##### INFORMATION PROVIDED

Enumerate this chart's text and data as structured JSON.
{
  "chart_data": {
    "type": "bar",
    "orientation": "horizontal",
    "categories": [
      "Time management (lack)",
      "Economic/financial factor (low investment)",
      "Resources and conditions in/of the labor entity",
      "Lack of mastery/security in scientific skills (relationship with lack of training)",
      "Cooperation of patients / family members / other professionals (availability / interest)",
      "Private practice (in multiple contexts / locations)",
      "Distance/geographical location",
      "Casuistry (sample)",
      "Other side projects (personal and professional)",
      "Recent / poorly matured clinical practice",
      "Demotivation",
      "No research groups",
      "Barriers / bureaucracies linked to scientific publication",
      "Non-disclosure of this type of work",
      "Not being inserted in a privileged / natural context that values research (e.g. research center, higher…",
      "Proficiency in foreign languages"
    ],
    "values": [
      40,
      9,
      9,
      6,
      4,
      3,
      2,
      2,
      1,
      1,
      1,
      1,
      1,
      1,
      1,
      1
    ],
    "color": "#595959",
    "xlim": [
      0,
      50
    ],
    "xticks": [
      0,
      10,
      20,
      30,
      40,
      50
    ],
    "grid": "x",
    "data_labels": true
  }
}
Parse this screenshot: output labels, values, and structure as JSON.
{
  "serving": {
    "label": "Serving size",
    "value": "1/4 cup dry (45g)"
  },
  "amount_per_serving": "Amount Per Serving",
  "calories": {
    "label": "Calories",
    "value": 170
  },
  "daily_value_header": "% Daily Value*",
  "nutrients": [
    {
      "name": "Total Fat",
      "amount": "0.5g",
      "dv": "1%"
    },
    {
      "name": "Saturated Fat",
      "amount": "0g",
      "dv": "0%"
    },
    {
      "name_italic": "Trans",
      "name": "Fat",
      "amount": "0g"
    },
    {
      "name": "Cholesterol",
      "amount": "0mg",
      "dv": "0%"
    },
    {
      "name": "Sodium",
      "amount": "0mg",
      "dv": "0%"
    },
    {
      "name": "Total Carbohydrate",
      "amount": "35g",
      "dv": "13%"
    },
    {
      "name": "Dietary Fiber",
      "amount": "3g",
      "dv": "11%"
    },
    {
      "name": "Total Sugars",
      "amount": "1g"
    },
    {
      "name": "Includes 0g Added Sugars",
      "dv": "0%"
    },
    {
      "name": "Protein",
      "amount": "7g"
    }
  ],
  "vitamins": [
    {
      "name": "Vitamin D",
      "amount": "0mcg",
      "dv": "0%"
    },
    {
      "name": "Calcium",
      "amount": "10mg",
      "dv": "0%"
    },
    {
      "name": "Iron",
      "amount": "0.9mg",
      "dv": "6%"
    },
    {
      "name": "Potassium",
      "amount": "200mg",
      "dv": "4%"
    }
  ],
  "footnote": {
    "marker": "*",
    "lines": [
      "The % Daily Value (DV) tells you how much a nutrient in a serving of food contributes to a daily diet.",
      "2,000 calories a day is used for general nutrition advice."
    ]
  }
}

##########

Print the data again exactly.

Enumerate this chart's text and data as structured JSON.
{
  "chart_data": {
    "type": "bar",
    "orientation": "horizontal",
    "categories": [
      "Time management (lack)",
      "Economic/financial factor (low investment)",
      "Resources and conditions in/of the labor entity",
      "Lack of mastery/security in scientific skills (relationship with lack of training)",
      "Cooperation of patients / family members / other professionals (availability / interest)",
      "Private practice (in multiple contexts / locations)",
      "Distance/geographical location",
      "Casuistry (sample)",
      "Other side projects (personal and professional)",
      "Recent / poorly matured clinical practice",
      "Demotivation",
      "No research groups",
      "Barriers / bureaucracies linked to scientific publication",
      "Non-disclosure of this type of work",
      "Not being inserted in a privileged / natural context that values research (e.g. research center, higher…",
      "Proficiency in foreign languages"
    ],
    "values": [
      40,
      9,
      9,
      6,
      4,
      3,
      2,
      2,
      1,
      1,
      1,
      1,
      1,
      1,
      1,
      1
    ],
    "color": "#595959",
    "xlim": [
      0,
      50
    ],
    "xticks": [
      0,
      10,
      20,
      30,
      40,
      50
    ],
    "grid": "x",
    "data_labels": true
  }
}
Parse this screenshot: output labels, values, and structure as JSON.
{
  "serving": {
    "label": "Serving size",
    "value": "1/4 cup dry (45g)"
  },
  "amount_per_serving": "Amount Per Serving",
  "calories": {
    "label": "Calories",
    "value": 170
  },
  "daily_value_header": "% Daily Value*",
  "nutrients": [
    {
      "name": "Total Fat",
      "amount": "0.5g",
      "dv": "1%"
    },
    {
      "name": "Saturated Fat",
      "amount": "0g",
      "dv": "0%"
    },
    {
      "name_italic": "Trans",
      "name": "Fat",
      "amount": "0g"
    },
    {
      "name": "Cholesterol",
      "amount": "0mg",
      "dv": "0%"
    },
    {
      "name": "Sodium",
      "amount": "0mg",
      "dv": "0%"
    },
    {
      "name": "Total Carbohydrate",
      "amount": "35g",
      "dv": "13%"
    },
    {
      "name": "Dietary Fiber",
      "amount": "3g",
      "dv": "11%"
    },
    {
      "name": "Total Sugars",
      "amount": "1g"
    },
    {
      "name": "Includes 0g Added Sugars",
      "dv": "0%"
    },
    {
      "name": "Protein",
      "amount": "7g"
    }
  ],
  "vitamins": [
    {
      "name": "Vitamin D",
      "amount": "0mcg",
      "dv": "0%"
    },
    {
      "name": "Calcium",
      "amount": "10mg",
      "dv": "0%"
    },
    {
      "name": "Iron",
      "amount": "0.9mg",
      "dv": "6%"
    },
    {
      "name": "Potassium",
      "amount": "200mg",
      "dv": "4%"
    }
  ],
  "footnote": {
    "marker": "*",
    "lines": [
      "The % Daily Value (DV) tells you how much a nutrient in a serving of food contributes to a daily diet.",
      "2,000 calories a day is used for general nutrition advice."
    ]
  }
}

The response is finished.